TASK OBJECTIVE — Tally the lines of the listing that contain the word "soil", then give the total and nothing else.

------ RECORD EXTRACTS

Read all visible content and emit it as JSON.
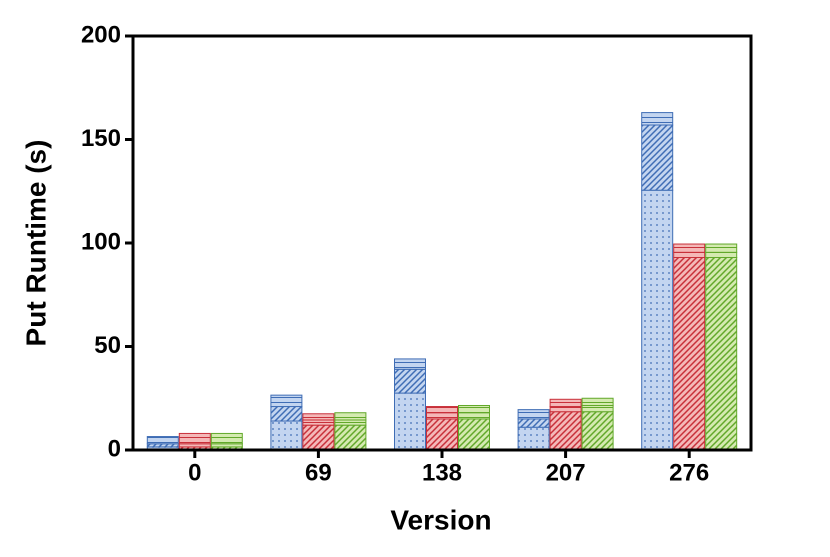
{
  "chart_data": {
    "type": "grouped-stacked-bar",
    "x_label": "Version",
    "y_label": "Put Runtime (s)",
    "categories": [
      "0",
      "69",
      "138",
      "207",
      "276"
    ],
    "ylim": [
      0,
      200
    ],
    "yticks": [
      0,
      50,
      100,
      150,
      200
    ],
    "groups": [
      {
        "color": "#c3d5f0",
        "edge_color": "#3f6db5",
        "segments": [
          {
            "pattern": "dots",
            "values": [
              1.5,
              14,
              27.5,
              11,
              125.5
            ]
          },
          {
            "pattern": "diagonal",
            "values": [
              1.5,
              7,
              11.5,
              4,
              31.5
            ]
          },
          {
            "pattern": "horizontal",
            "values": [
              3.5,
              5.5,
              5,
              4.5,
              6
            ]
          }
        ]
      },
      {
        "color": "#f4b8b8",
        "edge_color": "#c8303a",
        "segments": [
          {
            "pattern": "diagonal",
            "values": [
              1.5,
              12,
              15,
              18.5,
              93
            ]
          },
          {
            "pattern": "horizontal",
            "values": [
              1.5,
              2.5,
              3,
              2.5,
              2.5
            ]
          },
          {
            "pattern": "horizontal",
            "values": [
              5,
              3,
              3,
              3.5,
              4
            ]
          }
        ]
      },
      {
        "color": "#d4eab0",
        "edge_color": "#62a82a",
        "segments": [
          {
            "pattern": "diagonal",
            "values": [
              1.5,
              12,
              15,
              18.5,
              93
            ]
          },
          {
            "pattern": "horizontal",
            "values": [
              1.5,
              2.5,
              3,
              3,
              2.5
            ]
          },
          {
            "pattern": "horizontal",
            "values": [
              5,
              3.5,
              3.5,
              3.5,
              4
            ]
          }
        ]
      }
    ]
  }
}
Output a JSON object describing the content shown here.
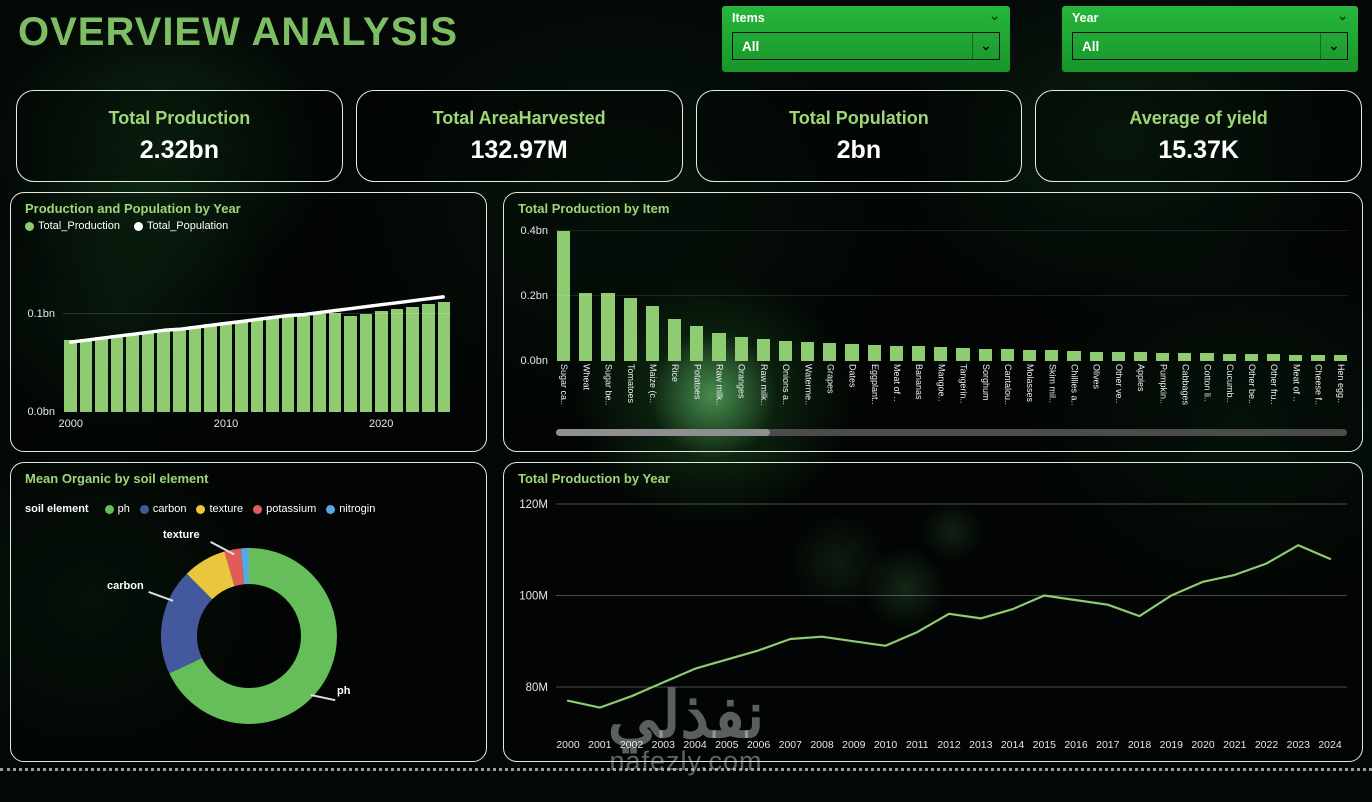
{
  "header": {
    "title": "OVERVIEW ANALYSIS",
    "filters": [
      {
        "label": "Items",
        "value": "All"
      },
      {
        "label": "Year",
        "value": "All"
      }
    ]
  },
  "kpis": [
    {
      "label": "Total Production",
      "value": "2.32bn"
    },
    {
      "label": "Total AreaHarvested",
      "value": "132.97M"
    },
    {
      "label": "Total Population",
      "value": "2bn"
    },
    {
      "label": "Average of yield",
      "value": "15.37K"
    }
  ],
  "watermark": {
    "arabic": "نفذلي",
    "site": "nafezly.com"
  },
  "colors": {
    "background": "#030705",
    "panel_border": "#E2EAE2",
    "title_green": "#7EBE63",
    "kpi_label_green": "#9FD678",
    "filter_green": "#1CA733",
    "bar_green": "#8FCB70",
    "population_line": "#FFFFFF"
  },
  "chart_data": [
    {
      "id": "production-population-by-year",
      "type": "bar",
      "title": "Production and Population by Year",
      "x": [
        "2000",
        "2001",
        "2002",
        "2003",
        "2004",
        "2005",
        "2006",
        "2007",
        "2008",
        "2009",
        "2010",
        "2011",
        "2012",
        "2013",
        "2014",
        "2015",
        "2016",
        "2017",
        "2018",
        "2019",
        "2020",
        "2021",
        "2022",
        "2023",
        "2024"
      ],
      "series": [
        {
          "name": "Total_Production",
          "kind": "bar",
          "color": "#8FCB70",
          "values": [
            0.073,
            0.074,
            0.076,
            0.078,
            0.079,
            0.081,
            0.083,
            0.085,
            0.087,
            0.089,
            0.091,
            0.092,
            0.094,
            0.096,
            0.097,
            0.098,
            0.1,
            0.101,
            0.098,
            0.1,
            0.103,
            0.105,
            0.107,
            0.11,
            0.112
          ]
        },
        {
          "name": "Total_Population",
          "kind": "line",
          "color": "#FFFFFF",
          "values": [
            0.071,
            0.073,
            0.075,
            0.077,
            0.079,
            0.081,
            0.083,
            0.084,
            0.086,
            0.088,
            0.09,
            0.092,
            0.094,
            0.096,
            0.098,
            0.099,
            0.101,
            0.103,
            0.105,
            0.107,
            0.109,
            0.111,
            0.113,
            0.115,
            0.117
          ]
        }
      ],
      "ylim": [
        0,
        0.125
      ],
      "yticks": [
        {
          "v": 0,
          "label": "0.0bn"
        },
        {
          "v": 0.1,
          "label": "0.1bn"
        }
      ],
      "xticks": [
        {
          "index": 0,
          "label": "2000"
        },
        {
          "index": 10,
          "label": "2010"
        },
        {
          "index": 20,
          "label": "2020"
        }
      ],
      "legend_position": "top-left"
    },
    {
      "id": "total-production-by-item",
      "type": "bar",
      "title": "Total  Production by Item",
      "bar_color": "#8FCB70",
      "categories": [
        "Sugar ca..",
        "Wheat",
        "Sugar be..",
        "Tomatoes",
        "Maize (c..",
        "Rice",
        "Potatoes",
        "Raw milk..",
        "Oranges",
        "Raw milk..",
        "Onions a..",
        "Waterme..",
        "Grapes",
        "Dates",
        "Eggplant..",
        "Meat of ..",
        "Bananas",
        "Mangoe..",
        "Tangerin..",
        "Sorghum",
        "Cantalou..",
        "Molasses",
        "Skim mil..",
        "Chillies a..",
        "Olives",
        "Other ve..",
        "Apples",
        "Pumpkin..",
        "Cabbages",
        "Cotton li..",
        "Cucumb..",
        "Other be..",
        "Other fru..",
        "Meat of ..",
        "Cheese f..",
        "Hen egg.."
      ],
      "values": [
        0.4,
        0.21,
        0.21,
        0.195,
        0.17,
        0.13,
        0.108,
        0.086,
        0.074,
        0.068,
        0.062,
        0.058,
        0.055,
        0.052,
        0.049,
        0.046,
        0.045,
        0.043,
        0.04,
        0.038,
        0.037,
        0.034,
        0.034,
        0.031,
        0.029,
        0.028,
        0.028,
        0.026,
        0.025,
        0.025,
        0.023,
        0.022,
        0.022,
        0.02,
        0.019,
        0.019
      ],
      "ylim": [
        0,
        0.45
      ],
      "yticks": [
        {
          "v": 0,
          "label": "0.0bn"
        },
        {
          "v": 0.2,
          "label": "0.2bn"
        },
        {
          "v": 0.4,
          "label": "0.4bn"
        }
      ],
      "scrollbar": {
        "thumb_fraction": 0.27
      }
    },
    {
      "id": "mean-organic-by-soil-element",
      "type": "pie",
      "title": "Mean Organic by soil element",
      "legend_title": "soil element",
      "slices": [
        {
          "name": "ph",
          "value": 68,
          "color": "#66BE5B"
        },
        {
          "name": "carbon",
          "value": 19.5,
          "color": "#44589E"
        },
        {
          "name": "texture",
          "value": 8,
          "color": "#EAC63E"
        },
        {
          "name": "potassium",
          "value": 3,
          "color": "#E25B5B"
        },
        {
          "name": "nitrogin",
          "value": 1.5,
          "color": "#58A9E0"
        }
      ],
      "callouts": [
        "texture",
        "carbon",
        "ph"
      ]
    },
    {
      "id": "total-production-by-year",
      "type": "line",
      "title": "Total Production by Year",
      "line_color": "#8FCB70",
      "x": [
        "2000",
        "2001",
        "2002",
        "2003",
        "2004",
        "2005",
        "2006",
        "2007",
        "2008",
        "2009",
        "2010",
        "2011",
        "2012",
        "2013",
        "2014",
        "2015",
        "2016",
        "2017",
        "2018",
        "2019",
        "2020",
        "2021",
        "2022",
        "2023",
        "2024"
      ],
      "values": [
        77,
        75.5,
        78,
        81,
        84,
        86,
        88,
        90.5,
        91,
        90,
        89,
        92,
        96,
        95,
        97,
        100,
        99,
        98,
        95.5,
        100,
        103,
        104.5,
        107,
        111,
        108
      ],
      "ylim": [
        72,
        122
      ],
      "yticks": [
        {
          "v": 80,
          "label": "80M"
        },
        {
          "v": 100,
          "label": "100M"
        },
        {
          "v": 120,
          "label": "120M"
        }
      ],
      "grid": true,
      "legend_position": "none"
    }
  ]
}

------------

EXPECTED OUTPUT — 3